Dataset excerpts:
[Begin]

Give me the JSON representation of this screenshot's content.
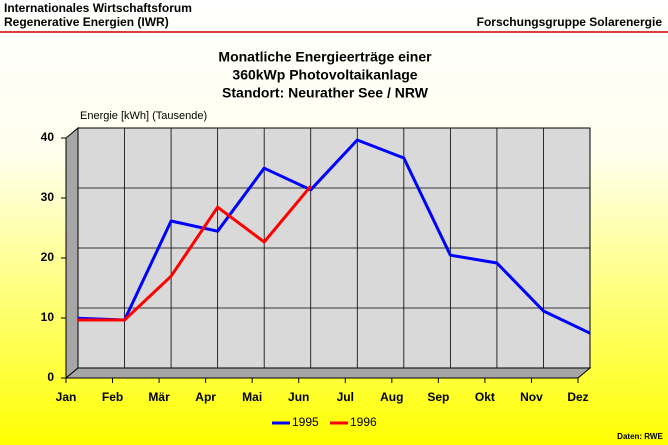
{
  "header": {
    "left": [
      "Internationales Wirtschaftsforum",
      "Regenerative Energien (IWR)"
    ],
    "right": "Forschungsgruppe Solarenergie"
  },
  "chart_data": {
    "type": "line",
    "title": [
      "Monatliche Energieerträge einer",
      "360kWp Photovoltaikanlage",
      "Standort: Neurather See / NRW"
    ],
    "y_label": "Energie [kWh] (Tausende)",
    "categories": [
      "Jan",
      "Feb",
      "Mär",
      "Apr",
      "Mai",
      "Jun",
      "Jul",
      "Aug",
      "Sep",
      "Okt",
      "Nov",
      "Dez"
    ],
    "series": [
      {
        "name": "1995",
        "color": "#0000ff",
        "values": [
          8.3,
          8.0,
          24.5,
          22.8,
          33.3,
          29.7,
          38.0,
          35.0,
          18.8,
          17.5,
          9.5,
          5.8
        ]
      },
      {
        "name": "1996",
        "color": "#ff0000",
        "values": [
          8.0,
          8.0,
          15.3,
          26.8,
          21.0,
          30.3,
          null,
          null,
          null,
          null,
          null,
          null
        ]
      }
    ],
    "ylim": [
      0,
      40
    ],
    "yticks": [
      0,
      10,
      20,
      30,
      40
    ],
    "grid": true,
    "legend": "bottom"
  },
  "source": "Daten: RWE"
}
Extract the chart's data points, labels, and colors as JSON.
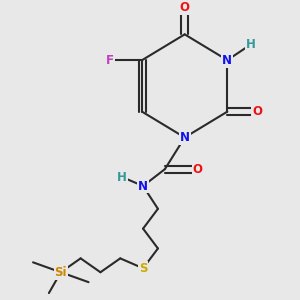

[End]

Task requirements:
Write the listing out a second time exactly, dropping all images.

Problem solution:
Give me the JSON representation of this screenshot's content.
{
  "header": {
    "left": [
      "Internationales Wirtschaftsforum",
      "Regenerative Energien (IWR)"
    ],
    "right": "Forschungsgruppe Solarenergie"
  },
  "chart_data": {
    "type": "line",
    "title": [
      "Monatliche Energieerträge einer",
      "360kWp Photovoltaikanlage",
      "Standort: Neurather See / NRW"
    ],
    "y_label": "Energie [kWh] (Tausende)",
    "categories": [
      "Jan",
      "Feb",
      "Mär",
      "Apr",
      "Mai",
      "Jun",
      "Jul",
      "Aug",
      "Sep",
      "Okt",
      "Nov",
      "Dez"
    ],
    "series": [
      {
        "name": "1995",
        "color": "#0000ff",
        "values": [
          8.3,
          8.0,
          24.5,
          22.8,
          33.3,
          29.7,
          38.0,
          35.0,
          18.8,
          17.5,
          9.5,
          5.8
        ]
      },
      {
        "name": "1996",
        "color": "#ff0000",
        "values": [
          8.0,
          8.0,
          15.3,
          26.8,
          21.0,
          30.3,
          null,
          null,
          null,
          null,
          null,
          null
        ]
      }
    ],
    "ylim": [
      0,
      40
    ],
    "yticks": [
      0,
      10,
      20,
      30,
      40
    ],
    "grid": true,
    "legend": "bottom"
  },
  "source": "Daten: RWE"
}
Extract the chart's data points, labels, and colors as JSON.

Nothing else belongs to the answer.